--- Start Data listing ---
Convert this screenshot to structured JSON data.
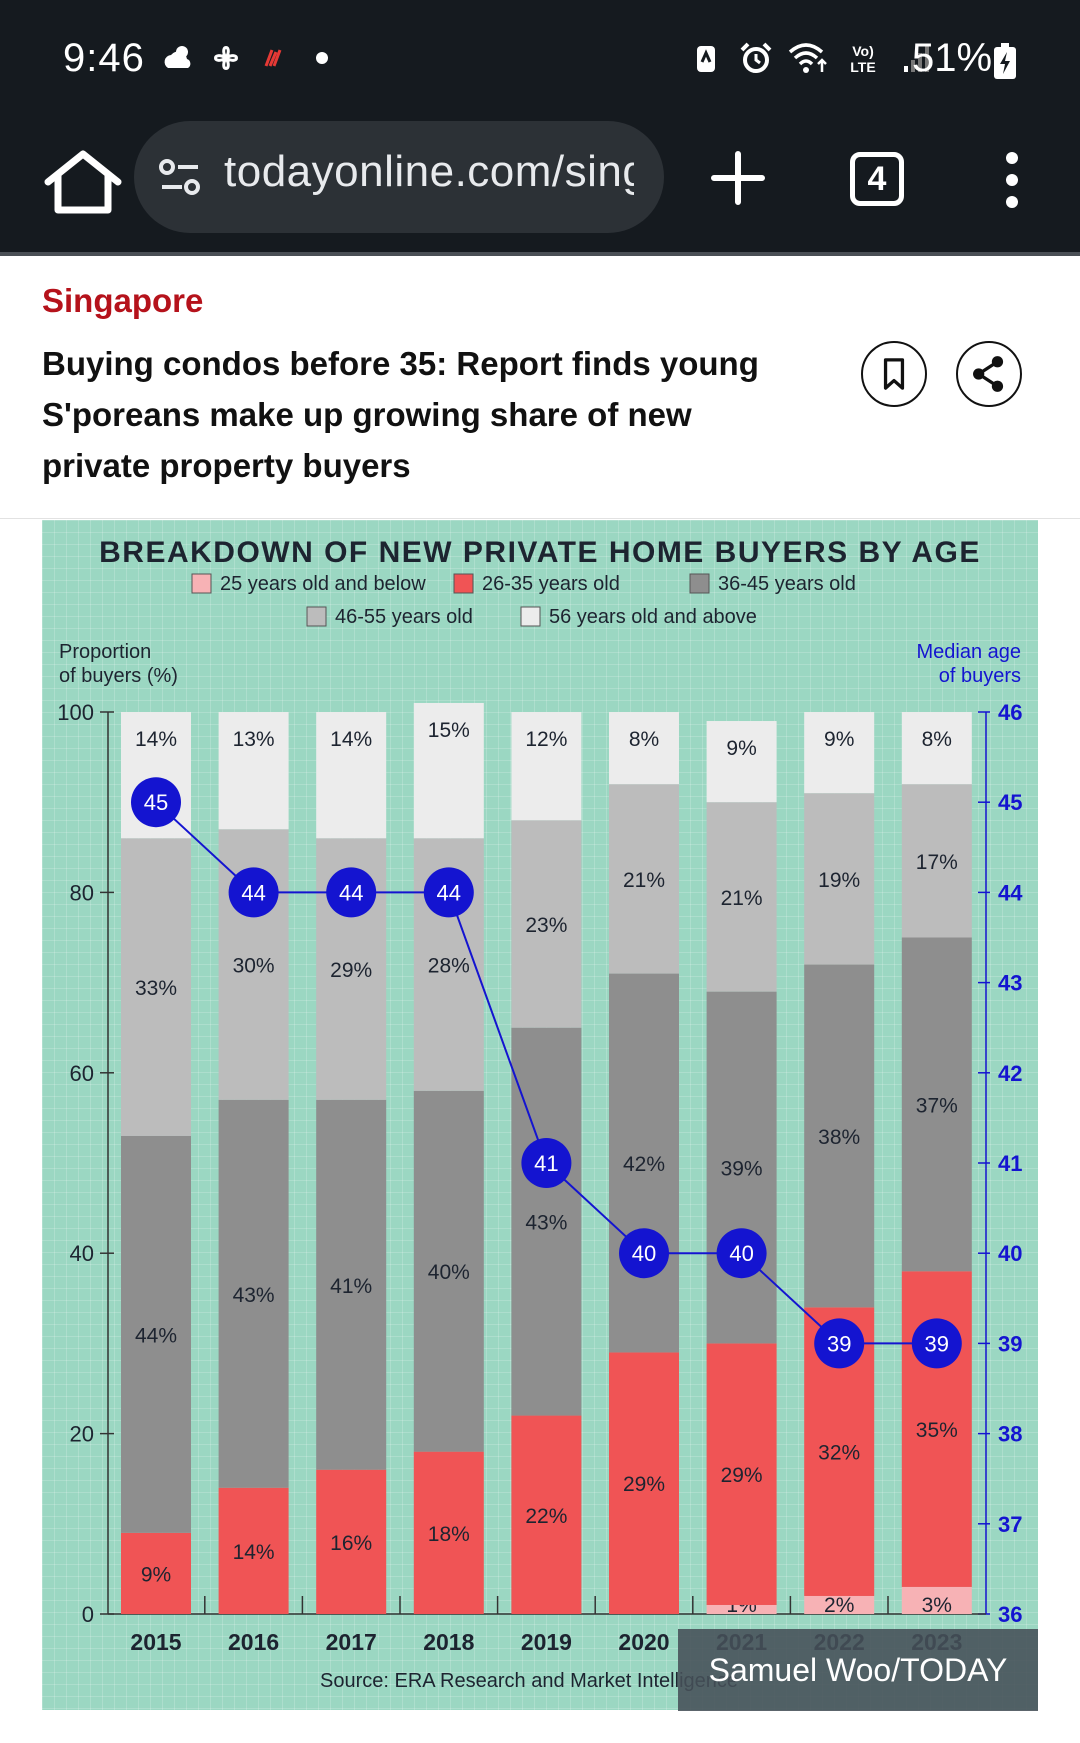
{
  "status_bar": {
    "time": "9:46",
    "battery": "51%",
    "left_icons": [
      "cloud-sun-icon",
      "pinwheel-icon",
      "app-notification-icon",
      "dot-icon"
    ],
    "right_icons": [
      "battery-saver-icon",
      "alarm-icon",
      "wifi-icon",
      "volte-icon",
      "signal-icon",
      "battery-icon"
    ],
    "volte_label": "Vo) LTE"
  },
  "browser": {
    "url": "todayonline.com/singapore",
    "tab_count": "4"
  },
  "article": {
    "category": "Singapore",
    "headline": "Buying condos before 35: Report finds young S'poreans make up growing share of new private property buyers"
  },
  "chart_data": {
    "type": "bar",
    "stacked": true,
    "title": "BREAKDOWN OF NEW PRIVATE HOME BUYERS BY AGE",
    "ylabel": "Proportion of buyers (%)",
    "ylabel_lines": [
      "Proportion",
      "of buyers (%)"
    ],
    "y2label_lines": [
      "Median age",
      "of buyers"
    ],
    "ylim": [
      0,
      100
    ],
    "yticks": [
      0,
      20,
      40,
      60,
      80,
      100
    ],
    "y2lim": [
      36,
      46
    ],
    "y2ticks": [
      36,
      37,
      38,
      39,
      40,
      41,
      42,
      43,
      44,
      45,
      46
    ],
    "categories": [
      "2015",
      "2016",
      "2017",
      "2018",
      "2019",
      "2020",
      "2021",
      "2022",
      "2023"
    ],
    "legend": "top",
    "series": [
      {
        "name": "25 years old and below",
        "color": "#f7b2b5",
        "values": [
          null,
          null,
          null,
          null,
          null,
          null,
          1,
          2,
          3
        ],
        "labels": [
          "",
          "",
          "",
          "",
          "",
          "",
          "1%",
          "2%",
          "3%"
        ]
      },
      {
        "name": "26-35 years old",
        "color": "#f05455",
        "values": [
          9,
          14,
          16,
          18,
          22,
          29,
          29,
          32,
          35
        ],
        "labels": [
          "9%",
          "14%",
          "16%",
          "18%",
          "22%",
          "29%",
          "29%",
          "32%",
          "35%"
        ]
      },
      {
        "name": "36-45 years old",
        "color": "#8e8e8e",
        "values": [
          44,
          43,
          41,
          40,
          43,
          42,
          39,
          38,
          37
        ],
        "labels": [
          "44%",
          "43%",
          "41%",
          "40%",
          "43%",
          "42%",
          "39%",
          "38%",
          "37%"
        ]
      },
      {
        "name": "46-55 years old",
        "color": "#bcbcbc",
        "values": [
          33,
          30,
          29,
          28,
          23,
          21,
          21,
          19,
          17
        ],
        "labels": [
          "33%",
          "30%",
          "29%",
          "28%",
          "23%",
          "21%",
          "21%",
          "19%",
          "17%"
        ]
      },
      {
        "name": "56 years old and above",
        "color": "#ececec",
        "values": [
          14,
          13,
          14,
          15,
          12,
          8,
          9,
          9,
          8
        ],
        "labels": [
          "14%",
          "13%",
          "14%",
          "15%",
          "12%",
          "8%",
          "9%",
          "9%",
          "8%"
        ]
      }
    ],
    "line": {
      "name": "Median age of buyers",
      "axis": "right",
      "color": "#1414d0",
      "values": [
        45,
        44,
        44,
        44,
        41,
        40,
        40,
        39,
        39
      ]
    },
    "source": "Source: ERA Research and Market Intelligence"
  },
  "photo_credit": "Samuel Woo/TODAY"
}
--- End Data listing ---
● The exercise:
Using the data above, write out every line exactly, leaving the images behind.

● Answer in full:
Convert this screenshot to structured JSON data.
{
  "status_bar": {
    "time": "9:46",
    "battery": "51%",
    "left_icons": [
      "cloud-sun-icon",
      "pinwheel-icon",
      "app-notification-icon",
      "dot-icon"
    ],
    "right_icons": [
      "battery-saver-icon",
      "alarm-icon",
      "wifi-icon",
      "volte-icon",
      "signal-icon",
      "battery-icon"
    ],
    "volte_label": "Vo) LTE"
  },
  "browser": {
    "url": "todayonline.com/singapore",
    "tab_count": "4"
  },
  "article": {
    "category": "Singapore",
    "headline": "Buying condos before 35: Report finds young S'poreans make up growing share of new private property buyers"
  },
  "chart_data": {
    "type": "bar",
    "stacked": true,
    "title": "BREAKDOWN OF NEW PRIVATE HOME BUYERS BY AGE",
    "ylabel": "Proportion of buyers (%)",
    "ylabel_lines": [
      "Proportion",
      "of buyers (%)"
    ],
    "y2label_lines": [
      "Median age",
      "of buyers"
    ],
    "ylim": [
      0,
      100
    ],
    "yticks": [
      0,
      20,
      40,
      60,
      80,
      100
    ],
    "y2lim": [
      36,
      46
    ],
    "y2ticks": [
      36,
      37,
      38,
      39,
      40,
      41,
      42,
      43,
      44,
      45,
      46
    ],
    "categories": [
      "2015",
      "2016",
      "2017",
      "2018",
      "2019",
      "2020",
      "2021",
      "2022",
      "2023"
    ],
    "legend": "top",
    "series": [
      {
        "name": "25 years old and below",
        "color": "#f7b2b5",
        "values": [
          null,
          null,
          null,
          null,
          null,
          null,
          1,
          2,
          3
        ],
        "labels": [
          "",
          "",
          "",
          "",
          "",
          "",
          "1%",
          "2%",
          "3%"
        ]
      },
      {
        "name": "26-35 years old",
        "color": "#f05455",
        "values": [
          9,
          14,
          16,
          18,
          22,
          29,
          29,
          32,
          35
        ],
        "labels": [
          "9%",
          "14%",
          "16%",
          "18%",
          "22%",
          "29%",
          "29%",
          "32%",
          "35%"
        ]
      },
      {
        "name": "36-45 years old",
        "color": "#8e8e8e",
        "values": [
          44,
          43,
          41,
          40,
          43,
          42,
          39,
          38,
          37
        ],
        "labels": [
          "44%",
          "43%",
          "41%",
          "40%",
          "43%",
          "42%",
          "39%",
          "38%",
          "37%"
        ]
      },
      {
        "name": "46-55 years old",
        "color": "#bcbcbc",
        "values": [
          33,
          30,
          29,
          28,
          23,
          21,
          21,
          19,
          17
        ],
        "labels": [
          "33%",
          "30%",
          "29%",
          "28%",
          "23%",
          "21%",
          "21%",
          "19%",
          "17%"
        ]
      },
      {
        "name": "56 years old and above",
        "color": "#ececec",
        "values": [
          14,
          13,
          14,
          15,
          12,
          8,
          9,
          9,
          8
        ],
        "labels": [
          "14%",
          "13%",
          "14%",
          "15%",
          "12%",
          "8%",
          "9%",
          "9%",
          "8%"
        ]
      }
    ],
    "line": {
      "name": "Median age of buyers",
      "axis": "right",
      "color": "#1414d0",
      "values": [
        45,
        44,
        44,
        44,
        41,
        40,
        40,
        39,
        39
      ]
    },
    "source": "Source: ERA Research and Market Intelligence"
  },
  "photo_credit": "Samuel Woo/TODAY"
}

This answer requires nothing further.